WHAT YOU WILL DO - Each record needs to be echoed exactly; can you do that?
◆ ◆ ◆ ◆ ◆ ◆ ◆
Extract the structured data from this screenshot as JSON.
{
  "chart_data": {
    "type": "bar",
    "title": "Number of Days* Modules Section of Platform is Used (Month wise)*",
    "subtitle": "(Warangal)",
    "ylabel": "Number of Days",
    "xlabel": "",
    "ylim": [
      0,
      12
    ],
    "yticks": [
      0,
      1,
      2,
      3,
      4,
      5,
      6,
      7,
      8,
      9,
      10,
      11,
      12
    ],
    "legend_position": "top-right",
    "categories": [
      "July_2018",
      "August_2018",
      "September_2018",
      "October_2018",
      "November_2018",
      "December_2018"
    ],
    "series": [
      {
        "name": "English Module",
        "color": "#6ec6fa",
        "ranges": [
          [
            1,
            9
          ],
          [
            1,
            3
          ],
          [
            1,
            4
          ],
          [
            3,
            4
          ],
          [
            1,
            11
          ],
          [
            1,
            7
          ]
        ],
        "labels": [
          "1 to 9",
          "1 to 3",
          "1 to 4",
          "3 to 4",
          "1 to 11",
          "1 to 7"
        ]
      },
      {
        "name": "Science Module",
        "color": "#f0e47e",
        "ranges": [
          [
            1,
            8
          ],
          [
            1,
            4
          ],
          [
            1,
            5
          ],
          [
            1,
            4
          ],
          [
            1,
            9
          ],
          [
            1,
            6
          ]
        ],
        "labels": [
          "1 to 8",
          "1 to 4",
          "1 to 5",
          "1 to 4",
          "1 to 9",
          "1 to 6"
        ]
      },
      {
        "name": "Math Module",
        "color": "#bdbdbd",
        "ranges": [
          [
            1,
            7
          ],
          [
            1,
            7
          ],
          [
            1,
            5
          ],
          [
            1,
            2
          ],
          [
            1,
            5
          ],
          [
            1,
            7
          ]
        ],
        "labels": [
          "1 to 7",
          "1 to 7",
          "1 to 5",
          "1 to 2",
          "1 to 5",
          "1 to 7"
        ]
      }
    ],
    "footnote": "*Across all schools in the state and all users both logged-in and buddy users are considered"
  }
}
◆ ◆ ◆ ◆ ◆ ◆ ◆
WRITTEN RESPONSE -
Extract the structured data from this screenshot as JSON.
{
  "chart_data": {
    "type": "bar",
    "title": "Number of Days* Modules Section of Platform is Used (Month wise)*",
    "subtitle": "(Warangal)",
    "ylabel": "Number of Days",
    "xlabel": "",
    "ylim": [
      0,
      12
    ],
    "yticks": [
      0,
      1,
      2,
      3,
      4,
      5,
      6,
      7,
      8,
      9,
      10,
      11,
      12
    ],
    "legend_position": "top-right",
    "categories": [
      "July_2018",
      "August_2018",
      "September_2018",
      "October_2018",
      "November_2018",
      "December_2018"
    ],
    "series": [
      {
        "name": "English Module",
        "color": "#6ec6fa",
        "ranges": [
          [
            1,
            9
          ],
          [
            1,
            3
          ],
          [
            1,
            4
          ],
          [
            3,
            4
          ],
          [
            1,
            11
          ],
          [
            1,
            7
          ]
        ],
        "labels": [
          "1 to 9",
          "1 to 3",
          "1 to 4",
          "3 to 4",
          "1 to 11",
          "1 to 7"
        ]
      },
      {
        "name": "Science Module",
        "color": "#f0e47e",
        "ranges": [
          [
            1,
            8
          ],
          [
            1,
            4
          ],
          [
            1,
            5
          ],
          [
            1,
            4
          ],
          [
            1,
            9
          ],
          [
            1,
            6
          ]
        ],
        "labels": [
          "1 to 8",
          "1 to 4",
          "1 to 5",
          "1 to 4",
          "1 to 9",
          "1 to 6"
        ]
      },
      {
        "name": "Math Module",
        "color": "#bdbdbd",
        "ranges": [
          [
            1,
            7
          ],
          [
            1,
            7
          ],
          [
            1,
            5
          ],
          [
            1,
            2
          ],
          [
            1,
            5
          ],
          [
            1,
            7
          ]
        ],
        "labels": [
          "1 to 7",
          "1 to 7",
          "1 to 5",
          "1 to 2",
          "1 to 5",
          "1 to 7"
        ]
      }
    ],
    "footnote": "*Across all schools in the state and all users both logged-in and buddy users are considered"
  }
}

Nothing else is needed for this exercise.